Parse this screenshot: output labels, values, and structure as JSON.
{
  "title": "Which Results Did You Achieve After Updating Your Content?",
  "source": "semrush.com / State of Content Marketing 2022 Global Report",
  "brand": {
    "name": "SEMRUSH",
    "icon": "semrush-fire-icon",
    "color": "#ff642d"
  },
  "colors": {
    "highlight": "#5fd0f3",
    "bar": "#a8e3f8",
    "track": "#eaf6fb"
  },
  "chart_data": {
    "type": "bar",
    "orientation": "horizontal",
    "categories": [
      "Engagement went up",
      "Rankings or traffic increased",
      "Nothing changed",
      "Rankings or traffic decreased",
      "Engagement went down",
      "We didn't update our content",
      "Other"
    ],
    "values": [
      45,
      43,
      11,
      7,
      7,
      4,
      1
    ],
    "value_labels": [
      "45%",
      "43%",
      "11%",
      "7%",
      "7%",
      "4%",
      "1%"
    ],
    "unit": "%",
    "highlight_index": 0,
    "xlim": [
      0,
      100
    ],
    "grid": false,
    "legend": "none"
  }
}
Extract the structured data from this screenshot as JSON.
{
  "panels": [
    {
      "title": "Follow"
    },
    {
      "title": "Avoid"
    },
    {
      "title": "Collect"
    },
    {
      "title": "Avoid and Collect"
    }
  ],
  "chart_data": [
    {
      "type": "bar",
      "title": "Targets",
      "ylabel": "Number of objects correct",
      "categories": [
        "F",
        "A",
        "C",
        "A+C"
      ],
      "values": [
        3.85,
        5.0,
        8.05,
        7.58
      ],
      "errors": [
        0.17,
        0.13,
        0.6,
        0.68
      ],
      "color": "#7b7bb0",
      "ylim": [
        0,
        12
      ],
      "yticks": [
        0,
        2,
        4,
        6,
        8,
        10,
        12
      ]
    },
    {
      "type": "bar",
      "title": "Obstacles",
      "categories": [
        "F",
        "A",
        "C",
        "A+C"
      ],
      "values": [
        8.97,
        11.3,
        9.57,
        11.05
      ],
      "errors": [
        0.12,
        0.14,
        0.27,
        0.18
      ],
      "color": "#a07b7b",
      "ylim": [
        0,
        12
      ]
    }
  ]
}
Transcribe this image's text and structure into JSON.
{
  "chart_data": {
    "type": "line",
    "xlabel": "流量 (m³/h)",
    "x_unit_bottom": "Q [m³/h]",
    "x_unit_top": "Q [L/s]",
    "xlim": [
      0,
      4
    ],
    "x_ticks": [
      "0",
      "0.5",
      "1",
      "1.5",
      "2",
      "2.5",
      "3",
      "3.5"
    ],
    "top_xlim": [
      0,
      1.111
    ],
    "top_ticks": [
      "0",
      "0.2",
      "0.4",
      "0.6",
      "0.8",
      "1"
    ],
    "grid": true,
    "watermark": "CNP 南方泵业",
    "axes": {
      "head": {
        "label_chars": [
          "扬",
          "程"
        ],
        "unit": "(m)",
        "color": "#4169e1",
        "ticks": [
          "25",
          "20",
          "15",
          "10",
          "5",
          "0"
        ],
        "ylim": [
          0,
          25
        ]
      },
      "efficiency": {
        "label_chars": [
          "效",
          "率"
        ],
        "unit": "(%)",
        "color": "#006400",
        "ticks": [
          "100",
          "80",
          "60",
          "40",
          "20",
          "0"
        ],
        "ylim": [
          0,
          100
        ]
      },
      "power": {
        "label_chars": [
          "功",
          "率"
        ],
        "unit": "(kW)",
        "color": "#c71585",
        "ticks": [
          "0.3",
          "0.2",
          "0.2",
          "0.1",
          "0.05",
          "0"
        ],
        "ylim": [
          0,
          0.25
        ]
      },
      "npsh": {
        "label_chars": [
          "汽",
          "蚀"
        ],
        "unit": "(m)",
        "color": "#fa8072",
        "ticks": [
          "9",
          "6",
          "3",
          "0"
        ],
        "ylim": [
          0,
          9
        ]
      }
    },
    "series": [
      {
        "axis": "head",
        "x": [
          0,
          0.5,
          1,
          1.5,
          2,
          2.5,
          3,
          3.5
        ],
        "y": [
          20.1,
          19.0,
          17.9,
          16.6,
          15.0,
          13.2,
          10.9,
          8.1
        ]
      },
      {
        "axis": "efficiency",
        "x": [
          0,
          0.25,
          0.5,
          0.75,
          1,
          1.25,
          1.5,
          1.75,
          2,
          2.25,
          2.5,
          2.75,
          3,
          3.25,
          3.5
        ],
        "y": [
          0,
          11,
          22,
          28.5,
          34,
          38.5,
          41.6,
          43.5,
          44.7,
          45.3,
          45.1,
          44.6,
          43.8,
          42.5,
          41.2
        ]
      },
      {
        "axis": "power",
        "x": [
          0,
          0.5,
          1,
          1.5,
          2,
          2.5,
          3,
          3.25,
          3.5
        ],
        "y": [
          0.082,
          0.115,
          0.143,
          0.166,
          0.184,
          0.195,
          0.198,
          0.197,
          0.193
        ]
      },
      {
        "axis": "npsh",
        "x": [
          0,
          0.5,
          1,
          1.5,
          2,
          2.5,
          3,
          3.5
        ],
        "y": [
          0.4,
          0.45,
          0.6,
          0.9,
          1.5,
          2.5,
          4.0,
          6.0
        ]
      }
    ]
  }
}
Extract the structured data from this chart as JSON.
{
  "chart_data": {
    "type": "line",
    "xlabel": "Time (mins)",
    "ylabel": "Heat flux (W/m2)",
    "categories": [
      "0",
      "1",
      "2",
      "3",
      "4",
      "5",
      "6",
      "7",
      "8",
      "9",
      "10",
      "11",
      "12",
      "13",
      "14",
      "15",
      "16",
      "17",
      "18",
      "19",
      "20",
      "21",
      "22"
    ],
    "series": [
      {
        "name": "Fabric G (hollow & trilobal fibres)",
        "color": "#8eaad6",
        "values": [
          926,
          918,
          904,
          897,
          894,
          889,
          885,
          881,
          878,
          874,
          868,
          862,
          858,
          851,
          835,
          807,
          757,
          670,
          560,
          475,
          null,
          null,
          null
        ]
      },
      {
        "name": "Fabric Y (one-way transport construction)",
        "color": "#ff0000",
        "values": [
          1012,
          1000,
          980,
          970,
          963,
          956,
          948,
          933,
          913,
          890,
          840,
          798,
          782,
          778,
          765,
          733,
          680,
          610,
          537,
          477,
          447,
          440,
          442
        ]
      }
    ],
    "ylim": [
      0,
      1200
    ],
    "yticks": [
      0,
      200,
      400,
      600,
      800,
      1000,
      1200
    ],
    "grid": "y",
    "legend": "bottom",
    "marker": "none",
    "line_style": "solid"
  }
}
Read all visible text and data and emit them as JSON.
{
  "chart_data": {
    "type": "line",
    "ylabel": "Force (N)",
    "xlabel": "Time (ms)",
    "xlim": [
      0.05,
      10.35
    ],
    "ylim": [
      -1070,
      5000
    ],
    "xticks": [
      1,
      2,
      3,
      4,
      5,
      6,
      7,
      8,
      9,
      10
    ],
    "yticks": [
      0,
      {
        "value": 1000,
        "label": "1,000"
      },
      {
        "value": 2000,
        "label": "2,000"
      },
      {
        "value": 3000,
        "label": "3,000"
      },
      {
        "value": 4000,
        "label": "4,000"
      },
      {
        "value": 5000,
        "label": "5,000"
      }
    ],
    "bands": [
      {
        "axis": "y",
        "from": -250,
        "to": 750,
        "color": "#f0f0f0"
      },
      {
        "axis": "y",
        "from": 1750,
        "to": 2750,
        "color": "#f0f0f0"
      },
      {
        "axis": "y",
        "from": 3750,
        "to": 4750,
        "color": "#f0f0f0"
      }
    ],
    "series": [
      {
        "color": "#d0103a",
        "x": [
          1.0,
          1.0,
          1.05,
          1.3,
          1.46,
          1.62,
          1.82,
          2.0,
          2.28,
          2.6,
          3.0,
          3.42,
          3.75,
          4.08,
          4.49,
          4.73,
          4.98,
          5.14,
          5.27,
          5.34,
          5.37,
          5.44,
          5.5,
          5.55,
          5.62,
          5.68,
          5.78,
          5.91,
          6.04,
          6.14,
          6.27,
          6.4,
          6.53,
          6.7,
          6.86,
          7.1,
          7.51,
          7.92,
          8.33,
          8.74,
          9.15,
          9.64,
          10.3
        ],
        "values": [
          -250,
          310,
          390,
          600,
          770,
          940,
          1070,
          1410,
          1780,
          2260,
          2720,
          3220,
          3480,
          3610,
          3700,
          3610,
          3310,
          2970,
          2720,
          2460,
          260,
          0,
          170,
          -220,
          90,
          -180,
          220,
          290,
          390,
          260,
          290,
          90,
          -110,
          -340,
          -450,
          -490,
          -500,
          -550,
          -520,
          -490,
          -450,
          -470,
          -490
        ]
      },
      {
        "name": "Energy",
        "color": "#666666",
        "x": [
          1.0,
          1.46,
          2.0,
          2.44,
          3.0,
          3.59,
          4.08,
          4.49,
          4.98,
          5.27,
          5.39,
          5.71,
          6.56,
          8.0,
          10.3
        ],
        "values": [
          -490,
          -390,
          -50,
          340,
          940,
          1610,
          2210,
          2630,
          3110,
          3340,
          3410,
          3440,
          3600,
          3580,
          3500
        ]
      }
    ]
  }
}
----
Prompt -
Single out each line of the records above with the string "Rankings" in it, and copy it.

Answer to this task -
      "Rankings or traffic increased",
      "Rankings or traffic decreased",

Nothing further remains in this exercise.